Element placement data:
========================

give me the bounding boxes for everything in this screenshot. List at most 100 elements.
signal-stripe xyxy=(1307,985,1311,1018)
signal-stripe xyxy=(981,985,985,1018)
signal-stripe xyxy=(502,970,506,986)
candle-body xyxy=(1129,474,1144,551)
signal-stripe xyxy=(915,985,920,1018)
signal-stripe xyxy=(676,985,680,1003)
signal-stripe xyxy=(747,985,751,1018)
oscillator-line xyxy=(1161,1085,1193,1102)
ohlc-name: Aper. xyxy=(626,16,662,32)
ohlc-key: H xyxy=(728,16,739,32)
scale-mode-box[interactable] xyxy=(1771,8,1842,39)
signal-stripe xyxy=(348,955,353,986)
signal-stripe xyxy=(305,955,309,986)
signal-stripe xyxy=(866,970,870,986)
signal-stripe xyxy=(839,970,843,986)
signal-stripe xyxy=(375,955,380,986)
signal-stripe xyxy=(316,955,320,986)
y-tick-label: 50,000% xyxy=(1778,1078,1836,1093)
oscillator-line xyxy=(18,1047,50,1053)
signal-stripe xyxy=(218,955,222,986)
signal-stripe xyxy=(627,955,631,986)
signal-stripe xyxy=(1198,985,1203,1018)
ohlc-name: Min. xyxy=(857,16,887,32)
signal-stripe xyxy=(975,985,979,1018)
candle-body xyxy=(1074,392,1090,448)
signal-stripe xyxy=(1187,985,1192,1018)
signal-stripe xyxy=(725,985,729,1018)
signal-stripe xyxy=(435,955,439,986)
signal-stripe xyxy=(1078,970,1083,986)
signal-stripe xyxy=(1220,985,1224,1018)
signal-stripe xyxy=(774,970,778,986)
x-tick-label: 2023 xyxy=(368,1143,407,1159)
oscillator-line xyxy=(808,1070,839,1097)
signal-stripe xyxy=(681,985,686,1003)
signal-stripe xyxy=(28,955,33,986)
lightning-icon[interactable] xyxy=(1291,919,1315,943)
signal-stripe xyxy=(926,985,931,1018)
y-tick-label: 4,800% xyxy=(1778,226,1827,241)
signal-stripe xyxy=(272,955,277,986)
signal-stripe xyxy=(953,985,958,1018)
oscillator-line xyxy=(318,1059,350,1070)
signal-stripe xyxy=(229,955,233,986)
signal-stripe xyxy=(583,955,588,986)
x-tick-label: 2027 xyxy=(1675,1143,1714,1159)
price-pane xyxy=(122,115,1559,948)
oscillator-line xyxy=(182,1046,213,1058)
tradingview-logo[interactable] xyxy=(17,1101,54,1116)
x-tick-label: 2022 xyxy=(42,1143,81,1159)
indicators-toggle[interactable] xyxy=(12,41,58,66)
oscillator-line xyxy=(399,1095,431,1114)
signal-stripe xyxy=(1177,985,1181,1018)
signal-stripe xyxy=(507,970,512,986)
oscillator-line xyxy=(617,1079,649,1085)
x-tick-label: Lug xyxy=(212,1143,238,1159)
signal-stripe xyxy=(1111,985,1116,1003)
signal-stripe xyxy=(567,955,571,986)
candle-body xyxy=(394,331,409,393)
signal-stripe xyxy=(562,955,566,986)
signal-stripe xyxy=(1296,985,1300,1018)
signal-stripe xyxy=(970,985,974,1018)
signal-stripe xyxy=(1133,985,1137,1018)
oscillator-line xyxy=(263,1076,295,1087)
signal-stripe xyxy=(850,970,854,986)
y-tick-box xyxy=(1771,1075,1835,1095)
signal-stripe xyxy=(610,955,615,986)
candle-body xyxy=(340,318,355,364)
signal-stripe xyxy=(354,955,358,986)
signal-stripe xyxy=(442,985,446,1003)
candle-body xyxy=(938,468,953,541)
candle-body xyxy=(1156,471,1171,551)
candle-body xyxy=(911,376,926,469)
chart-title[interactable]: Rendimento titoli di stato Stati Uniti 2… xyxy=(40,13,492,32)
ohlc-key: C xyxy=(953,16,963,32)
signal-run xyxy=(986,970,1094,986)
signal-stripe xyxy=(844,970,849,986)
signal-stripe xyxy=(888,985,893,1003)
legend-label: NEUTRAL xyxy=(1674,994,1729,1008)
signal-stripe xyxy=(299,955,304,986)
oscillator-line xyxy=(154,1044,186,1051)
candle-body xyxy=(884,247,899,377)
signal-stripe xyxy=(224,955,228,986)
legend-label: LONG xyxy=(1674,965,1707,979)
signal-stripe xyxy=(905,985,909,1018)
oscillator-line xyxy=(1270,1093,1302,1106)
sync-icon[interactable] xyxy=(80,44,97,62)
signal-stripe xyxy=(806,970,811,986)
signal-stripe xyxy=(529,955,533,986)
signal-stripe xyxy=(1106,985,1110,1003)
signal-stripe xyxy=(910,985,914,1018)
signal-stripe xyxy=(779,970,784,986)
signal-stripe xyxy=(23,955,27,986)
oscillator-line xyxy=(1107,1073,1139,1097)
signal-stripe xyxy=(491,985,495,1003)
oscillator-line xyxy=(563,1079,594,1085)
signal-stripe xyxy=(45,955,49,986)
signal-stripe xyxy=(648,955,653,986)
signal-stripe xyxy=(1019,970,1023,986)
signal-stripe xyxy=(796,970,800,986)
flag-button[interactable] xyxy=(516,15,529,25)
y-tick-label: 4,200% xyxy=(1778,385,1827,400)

========================

Task statement: Copy the records exactly, from the start of the records up to and including the line that contains "indicators-toggle[interactable] xyxy=(12,41,58,66)".

Full answer:
give me the bounding boxes for everything in this screenshot. List at most 100 elements.
signal-stripe xyxy=(1307,985,1311,1018)
signal-stripe xyxy=(981,985,985,1018)
signal-stripe xyxy=(502,970,506,986)
candle-body xyxy=(1129,474,1144,551)
signal-stripe xyxy=(915,985,920,1018)
signal-stripe xyxy=(676,985,680,1003)
signal-stripe xyxy=(747,985,751,1018)
oscillator-line xyxy=(1161,1085,1193,1102)
ohlc-name: Aper. xyxy=(626,16,662,32)
ohlc-key: H xyxy=(728,16,739,32)
scale-mode-box[interactable] xyxy=(1771,8,1842,39)
signal-stripe xyxy=(348,955,353,986)
signal-stripe xyxy=(305,955,309,986)
signal-stripe xyxy=(866,970,870,986)
signal-stripe xyxy=(839,970,843,986)
signal-stripe xyxy=(375,955,380,986)
signal-stripe xyxy=(316,955,320,986)
y-tick-label: 50,000% xyxy=(1778,1078,1836,1093)
oscillator-line xyxy=(18,1047,50,1053)
signal-stripe xyxy=(218,955,222,986)
signal-stripe xyxy=(627,955,631,986)
signal-stripe xyxy=(1198,985,1203,1018)
ohlc-name: Min. xyxy=(857,16,887,32)
signal-stripe xyxy=(975,985,979,1018)
candle-body xyxy=(1074,392,1090,448)
signal-stripe xyxy=(1187,985,1192,1018)
signal-stripe xyxy=(725,985,729,1018)
signal-stripe xyxy=(435,955,439,986)
signal-stripe xyxy=(1078,970,1083,986)
signal-stripe xyxy=(1220,985,1224,1018)
signal-stripe xyxy=(774,970,778,986)
x-tick-label: 2023 xyxy=(368,1143,407,1159)
oscillator-line xyxy=(808,1070,839,1097)
signal-stripe xyxy=(681,985,686,1003)
signal-stripe xyxy=(28,955,33,986)
lightning-icon[interactable] xyxy=(1291,919,1315,943)
signal-stripe xyxy=(926,985,931,1018)
y-tick-label: 4,800% xyxy=(1778,226,1827,241)
signal-stripe xyxy=(272,955,277,986)
signal-stripe xyxy=(953,985,958,1018)
oscillator-line xyxy=(318,1059,350,1070)
signal-stripe xyxy=(229,955,233,986)
signal-stripe xyxy=(583,955,588,986)
x-tick-label: 2027 xyxy=(1675,1143,1714,1159)
price-pane xyxy=(122,115,1559,948)
oscillator-line xyxy=(182,1046,213,1058)
tradingview-logo[interactable] xyxy=(17,1101,54,1116)
x-tick-label: 2022 xyxy=(42,1143,81,1159)
indicators-toggle[interactable] xyxy=(12,41,58,66)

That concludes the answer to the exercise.